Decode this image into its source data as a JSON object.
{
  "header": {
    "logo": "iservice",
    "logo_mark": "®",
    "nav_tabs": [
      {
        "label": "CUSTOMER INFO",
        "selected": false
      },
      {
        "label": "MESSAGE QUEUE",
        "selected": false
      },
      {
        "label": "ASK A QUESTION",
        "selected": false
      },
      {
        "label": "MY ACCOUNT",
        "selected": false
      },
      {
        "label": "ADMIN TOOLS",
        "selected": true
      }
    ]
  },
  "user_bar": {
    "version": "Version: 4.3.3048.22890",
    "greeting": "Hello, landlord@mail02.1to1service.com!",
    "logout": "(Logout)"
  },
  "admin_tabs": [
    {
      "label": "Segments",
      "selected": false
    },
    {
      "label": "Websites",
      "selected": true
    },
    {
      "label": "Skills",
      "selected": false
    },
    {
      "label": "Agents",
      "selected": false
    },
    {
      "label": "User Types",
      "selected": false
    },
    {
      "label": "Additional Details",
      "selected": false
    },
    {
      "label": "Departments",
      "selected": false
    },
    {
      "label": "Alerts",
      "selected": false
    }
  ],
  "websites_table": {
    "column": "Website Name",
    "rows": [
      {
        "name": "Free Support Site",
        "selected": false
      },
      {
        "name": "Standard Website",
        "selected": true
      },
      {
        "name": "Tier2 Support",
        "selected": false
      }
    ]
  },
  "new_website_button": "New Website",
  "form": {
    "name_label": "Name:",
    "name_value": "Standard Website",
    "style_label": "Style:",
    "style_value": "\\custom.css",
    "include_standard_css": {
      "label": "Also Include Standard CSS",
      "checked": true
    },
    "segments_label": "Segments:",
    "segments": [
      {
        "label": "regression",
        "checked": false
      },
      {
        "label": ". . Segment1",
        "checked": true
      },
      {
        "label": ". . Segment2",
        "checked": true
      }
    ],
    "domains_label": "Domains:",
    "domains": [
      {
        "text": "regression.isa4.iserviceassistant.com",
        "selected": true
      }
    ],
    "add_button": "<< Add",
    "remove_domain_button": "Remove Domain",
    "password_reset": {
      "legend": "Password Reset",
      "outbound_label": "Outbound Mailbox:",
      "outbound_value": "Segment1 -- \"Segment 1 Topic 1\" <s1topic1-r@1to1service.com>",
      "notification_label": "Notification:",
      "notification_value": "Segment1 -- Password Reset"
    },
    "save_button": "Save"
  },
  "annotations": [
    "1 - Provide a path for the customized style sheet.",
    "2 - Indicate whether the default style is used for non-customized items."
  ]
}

.....

• **EXERCISE REQUIREMENTS**
Each of the records should be retyped exactly.

• **EXERCISE OUTPUT**
Decode this image into its source data as a JSON object.
{
  "header": {
    "logo": "iservice",
    "logo_mark": "®",
    "nav_tabs": [
      {
        "label": "CUSTOMER INFO",
        "selected": false
      },
      {
        "label": "MESSAGE QUEUE",
        "selected": false
      },
      {
        "label": "ASK A QUESTION",
        "selected": false
      },
      {
        "label": "MY ACCOUNT",
        "selected": false
      },
      {
        "label": "ADMIN TOOLS",
        "selected": true
      }
    ]
  },
  "user_bar": {
    "version": "Version: 4.3.3048.22890",
    "greeting": "Hello, landlord@mail02.1to1service.com!",
    "logout": "(Logout)"
  },
  "admin_tabs": [
    {
      "label": "Segments",
      "selected": false
    },
    {
      "label": "Websites",
      "selected": true
    },
    {
      "label": "Skills",
      "selected": false
    },
    {
      "label": "Agents",
      "selected": false
    },
    {
      "label": "User Types",
      "selected": false
    },
    {
      "label": "Additional Details",
      "selected": false
    },
    {
      "label": "Departments",
      "selected": false
    },
    {
      "label": "Alerts",
      "selected": false
    }
  ],
  "websites_table": {
    "column": "Website Name",
    "rows": [
      {
        "name": "Free Support Site",
        "selected": false
      },
      {
        "name": "Standard Website",
        "selected": true
      },
      {
        "name": "Tier2 Support",
        "selected": false
      }
    ]
  },
  "new_website_button": "New Website",
  "form": {
    "name_label": "Name:",
    "name_value": "Standard Website",
    "style_label": "Style:",
    "style_value": "\\custom.css",
    "include_standard_css": {
      "label": "Also Include Standard CSS",
      "checked": true
    },
    "segments_label": "Segments:",
    "segments": [
      {
        "label": "regression",
        "checked": false
      },
      {
        "label": ". . Segment1",
        "checked": true
      },
      {
        "label": ". . Segment2",
        "checked": true
      }
    ],
    "domains_label": "Domains:",
    "domains": [
      {
        "text": "regression.isa4.iserviceassistant.com",
        "selected": true
      }
    ],
    "add_button": "<< Add",
    "remove_domain_button": "Remove Domain",
    "password_reset": {
      "legend": "Password Reset",
      "outbound_label": "Outbound Mailbox:",
      "outbound_value": "Segment1 -- \"Segment 1 Topic 1\" <s1topic1-r@1to1service.com>",
      "notification_label": "Notification:",
      "notification_value": "Segment1 -- Password Reset"
    },
    "save_button": "Save"
  },
  "annotations": [
    "1 - Provide a path for the customized style sheet.",
    "2 - Indicate whether the default style is used for non-customized items."
  ]
}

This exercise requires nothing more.